Aim of the task:
Reproduce the entries exactly.

Extracted data:
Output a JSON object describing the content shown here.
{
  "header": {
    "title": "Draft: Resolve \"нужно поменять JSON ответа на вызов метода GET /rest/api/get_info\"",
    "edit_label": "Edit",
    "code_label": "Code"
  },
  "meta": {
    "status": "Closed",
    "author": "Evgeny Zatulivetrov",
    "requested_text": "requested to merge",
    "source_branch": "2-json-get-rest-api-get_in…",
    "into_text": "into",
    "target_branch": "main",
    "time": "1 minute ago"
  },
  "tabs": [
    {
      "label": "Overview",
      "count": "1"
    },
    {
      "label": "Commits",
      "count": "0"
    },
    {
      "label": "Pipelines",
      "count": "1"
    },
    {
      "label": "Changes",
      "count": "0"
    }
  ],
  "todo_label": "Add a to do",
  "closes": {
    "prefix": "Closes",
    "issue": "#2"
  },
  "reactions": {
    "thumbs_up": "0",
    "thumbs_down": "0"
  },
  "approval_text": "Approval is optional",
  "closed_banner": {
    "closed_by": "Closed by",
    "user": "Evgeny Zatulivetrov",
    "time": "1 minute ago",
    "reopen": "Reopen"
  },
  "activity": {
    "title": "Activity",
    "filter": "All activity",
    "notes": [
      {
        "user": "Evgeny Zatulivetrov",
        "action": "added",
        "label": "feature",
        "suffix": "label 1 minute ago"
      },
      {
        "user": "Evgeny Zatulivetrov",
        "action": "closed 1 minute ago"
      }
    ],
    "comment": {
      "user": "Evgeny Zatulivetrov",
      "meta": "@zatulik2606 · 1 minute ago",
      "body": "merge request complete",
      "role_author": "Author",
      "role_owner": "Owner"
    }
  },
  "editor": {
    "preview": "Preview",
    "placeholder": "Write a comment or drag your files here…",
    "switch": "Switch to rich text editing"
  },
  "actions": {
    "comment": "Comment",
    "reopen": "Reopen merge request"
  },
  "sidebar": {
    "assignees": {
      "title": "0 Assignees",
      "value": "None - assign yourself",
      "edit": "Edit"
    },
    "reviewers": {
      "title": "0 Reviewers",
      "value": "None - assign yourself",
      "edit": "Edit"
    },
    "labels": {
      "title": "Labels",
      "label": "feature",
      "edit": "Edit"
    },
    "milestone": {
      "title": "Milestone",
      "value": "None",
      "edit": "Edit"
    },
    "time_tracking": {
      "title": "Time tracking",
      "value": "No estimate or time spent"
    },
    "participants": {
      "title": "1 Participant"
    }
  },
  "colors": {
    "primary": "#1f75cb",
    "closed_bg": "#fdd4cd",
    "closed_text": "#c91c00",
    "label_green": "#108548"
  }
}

Solution for this task:
Output a JSON object describing the content shown here.
{
  "header": {
    "title": "Draft: Resolve \"нужно поменять JSON ответа на вызов метода GET /rest/api/get_info\"",
    "edit_label": "Edit",
    "code_label": "Code"
  },
  "meta": {
    "status": "Closed",
    "author": "Evgeny Zatulivetrov",
    "requested_text": "requested to merge",
    "source_branch": "2-json-get-rest-api-get_in…",
    "into_text": "into",
    "target_branch": "main",
    "time": "1 minute ago"
  },
  "tabs": [
    {
      "label": "Overview",
      "count": "1"
    },
    {
      "label": "Commits",
      "count": "0"
    },
    {
      "label": "Pipelines",
      "count": "1"
    },
    {
      "label": "Changes",
      "count": "0"
    }
  ],
  "todo_label": "Add a to do",
  "closes": {
    "prefix": "Closes",
    "issue": "#2"
  },
  "reactions": {
    "thumbs_up": "0",
    "thumbs_down": "0"
  },
  "approval_text": "Approval is optional",
  "closed_banner": {
    "closed_by": "Closed by",
    "user": "Evgeny Zatulivetrov",
    "time": "1 minute ago",
    "reopen": "Reopen"
  },
  "activity": {
    "title": "Activity",
    "filter": "All activity",
    "notes": [
      {
        "user": "Evgeny Zatulivetrov",
        "action": "added",
        "label": "feature",
        "suffix": "label 1 minute ago"
      },
      {
        "user": "Evgeny Zatulivetrov",
        "action": "closed 1 minute ago"
      }
    ],
    "comment": {
      "user": "Evgeny Zatulivetrov",
      "meta": "@zatulik2606 · 1 minute ago",
      "body": "merge request complete",
      "role_author": "Author",
      "role_owner": "Owner"
    }
  },
  "editor": {
    "preview": "Preview",
    "placeholder": "Write a comment or drag your files here…",
    "switch": "Switch to rich text editing"
  },
  "actions": {
    "comment": "Comment",
    "reopen": "Reopen merge request"
  },
  "sidebar": {
    "assignees": {
      "title": "0 Assignees",
      "value": "None - assign yourself",
      "edit": "Edit"
    },
    "reviewers": {
      "title": "0 Reviewers",
      "value": "None - assign yourself",
      "edit": "Edit"
    },
    "labels": {
      "title": "Labels",
      "label": "feature",
      "edit": "Edit"
    },
    "milestone": {
      "title": "Milestone",
      "value": "None",
      "edit": "Edit"
    },
    "time_tracking": {
      "title": "Time tracking",
      "value": "No estimate or time spent"
    },
    "participants": {
      "title": "1 Participant"
    }
  },
  "colors": {
    "primary": "#1f75cb",
    "closed_bg": "#fdd4cd",
    "closed_text": "#c91c00",
    "label_green": "#108548"
  }
}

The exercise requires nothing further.